## Required work
Pull each line holding "آثار" out of the entries below.

## Records from a collection
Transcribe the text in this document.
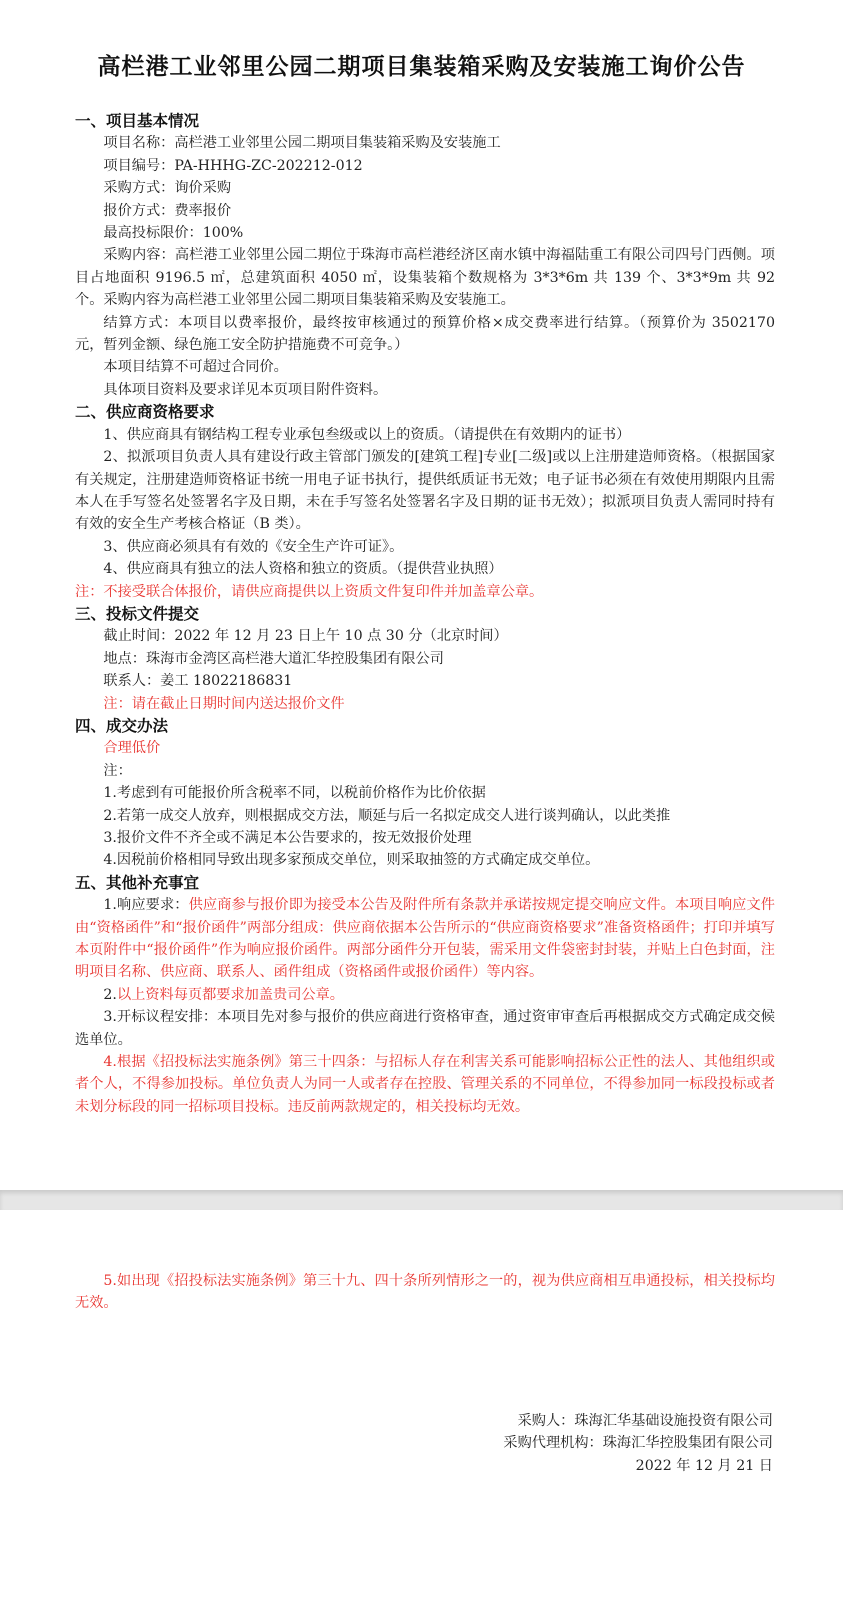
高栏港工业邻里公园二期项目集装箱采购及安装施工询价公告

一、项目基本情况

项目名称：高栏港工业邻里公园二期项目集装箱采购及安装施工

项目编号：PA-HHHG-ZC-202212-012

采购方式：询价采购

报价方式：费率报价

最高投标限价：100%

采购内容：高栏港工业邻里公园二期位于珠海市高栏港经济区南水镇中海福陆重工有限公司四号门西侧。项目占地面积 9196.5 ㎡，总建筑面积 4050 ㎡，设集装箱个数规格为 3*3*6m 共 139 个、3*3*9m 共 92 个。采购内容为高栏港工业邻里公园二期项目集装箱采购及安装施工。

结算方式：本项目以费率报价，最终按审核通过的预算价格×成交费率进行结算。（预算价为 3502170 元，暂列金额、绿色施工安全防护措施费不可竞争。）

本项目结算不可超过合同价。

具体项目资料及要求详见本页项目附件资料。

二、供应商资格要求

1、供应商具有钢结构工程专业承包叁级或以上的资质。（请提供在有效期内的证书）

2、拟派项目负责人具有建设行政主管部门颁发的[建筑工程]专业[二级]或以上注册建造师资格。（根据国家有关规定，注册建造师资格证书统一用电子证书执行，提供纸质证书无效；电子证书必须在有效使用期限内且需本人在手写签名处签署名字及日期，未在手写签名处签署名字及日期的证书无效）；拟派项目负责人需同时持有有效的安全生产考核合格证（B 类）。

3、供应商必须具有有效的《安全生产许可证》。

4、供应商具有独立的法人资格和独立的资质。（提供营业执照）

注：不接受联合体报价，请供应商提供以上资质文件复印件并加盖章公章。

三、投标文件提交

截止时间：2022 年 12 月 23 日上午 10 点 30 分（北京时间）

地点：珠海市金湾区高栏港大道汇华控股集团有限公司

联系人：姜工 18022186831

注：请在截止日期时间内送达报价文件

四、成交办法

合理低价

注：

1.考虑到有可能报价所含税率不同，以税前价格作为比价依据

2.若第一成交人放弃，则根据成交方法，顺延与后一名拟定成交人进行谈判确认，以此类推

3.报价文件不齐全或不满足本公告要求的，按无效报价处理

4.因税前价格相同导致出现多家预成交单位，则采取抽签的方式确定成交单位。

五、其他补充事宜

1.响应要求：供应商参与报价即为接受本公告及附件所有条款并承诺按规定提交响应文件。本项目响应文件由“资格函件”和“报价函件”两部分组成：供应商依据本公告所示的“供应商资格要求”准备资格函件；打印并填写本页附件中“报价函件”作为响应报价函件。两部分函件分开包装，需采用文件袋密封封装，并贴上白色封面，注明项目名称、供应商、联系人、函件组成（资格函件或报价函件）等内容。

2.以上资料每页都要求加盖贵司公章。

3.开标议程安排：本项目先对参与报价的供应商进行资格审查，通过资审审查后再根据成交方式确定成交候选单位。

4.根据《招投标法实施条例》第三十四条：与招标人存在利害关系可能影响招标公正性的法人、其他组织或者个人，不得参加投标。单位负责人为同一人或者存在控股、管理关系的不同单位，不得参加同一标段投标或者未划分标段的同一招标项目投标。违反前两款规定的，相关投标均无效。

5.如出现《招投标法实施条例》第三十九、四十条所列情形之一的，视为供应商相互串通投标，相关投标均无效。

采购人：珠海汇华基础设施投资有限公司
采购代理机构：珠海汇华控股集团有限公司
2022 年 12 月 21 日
==
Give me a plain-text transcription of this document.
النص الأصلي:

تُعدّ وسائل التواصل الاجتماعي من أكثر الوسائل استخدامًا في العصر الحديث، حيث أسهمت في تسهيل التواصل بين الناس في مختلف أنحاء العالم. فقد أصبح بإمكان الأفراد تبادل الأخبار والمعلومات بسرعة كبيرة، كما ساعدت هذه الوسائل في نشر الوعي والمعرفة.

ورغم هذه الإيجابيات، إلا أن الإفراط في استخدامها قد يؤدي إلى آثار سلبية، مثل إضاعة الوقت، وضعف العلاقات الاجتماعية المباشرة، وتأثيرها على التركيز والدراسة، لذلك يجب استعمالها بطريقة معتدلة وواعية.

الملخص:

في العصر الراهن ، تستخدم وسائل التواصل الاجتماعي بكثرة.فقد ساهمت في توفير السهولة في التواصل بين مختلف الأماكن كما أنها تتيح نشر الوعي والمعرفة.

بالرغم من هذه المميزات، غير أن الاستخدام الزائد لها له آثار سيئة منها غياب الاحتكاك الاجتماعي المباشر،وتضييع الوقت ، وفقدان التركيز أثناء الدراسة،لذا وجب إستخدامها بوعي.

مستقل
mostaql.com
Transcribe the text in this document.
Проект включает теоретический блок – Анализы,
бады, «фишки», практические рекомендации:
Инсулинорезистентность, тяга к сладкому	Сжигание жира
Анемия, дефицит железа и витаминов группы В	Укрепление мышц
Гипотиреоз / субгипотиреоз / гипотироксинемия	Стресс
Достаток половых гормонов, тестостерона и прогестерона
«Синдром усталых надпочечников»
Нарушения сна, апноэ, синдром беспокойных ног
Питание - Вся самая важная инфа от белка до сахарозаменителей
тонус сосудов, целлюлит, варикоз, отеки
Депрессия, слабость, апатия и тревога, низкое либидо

## Solution below
ورغم هذه الإيجابيات، إلا أن الإفراط في استخدامها قد يؤدي إلى آثار سلبية، مثل إضاعة الوقت، وضعف العلاقات الاجتماعية المباشرة، وتأثيرها على التركيز والدراسة، لذلك يجب استعمالها بطريقة معتدلة وواعية.
بالرغم من هذه المميزات، غير أن الاستخدام الزائد لها له آثار سيئة منها غياب الاحتكاك الاجتماعي المباشر،وتضييع الوقت ، وفقدان التركيز أثناء الدراسة،لذا وجب إستخدامها بوعي.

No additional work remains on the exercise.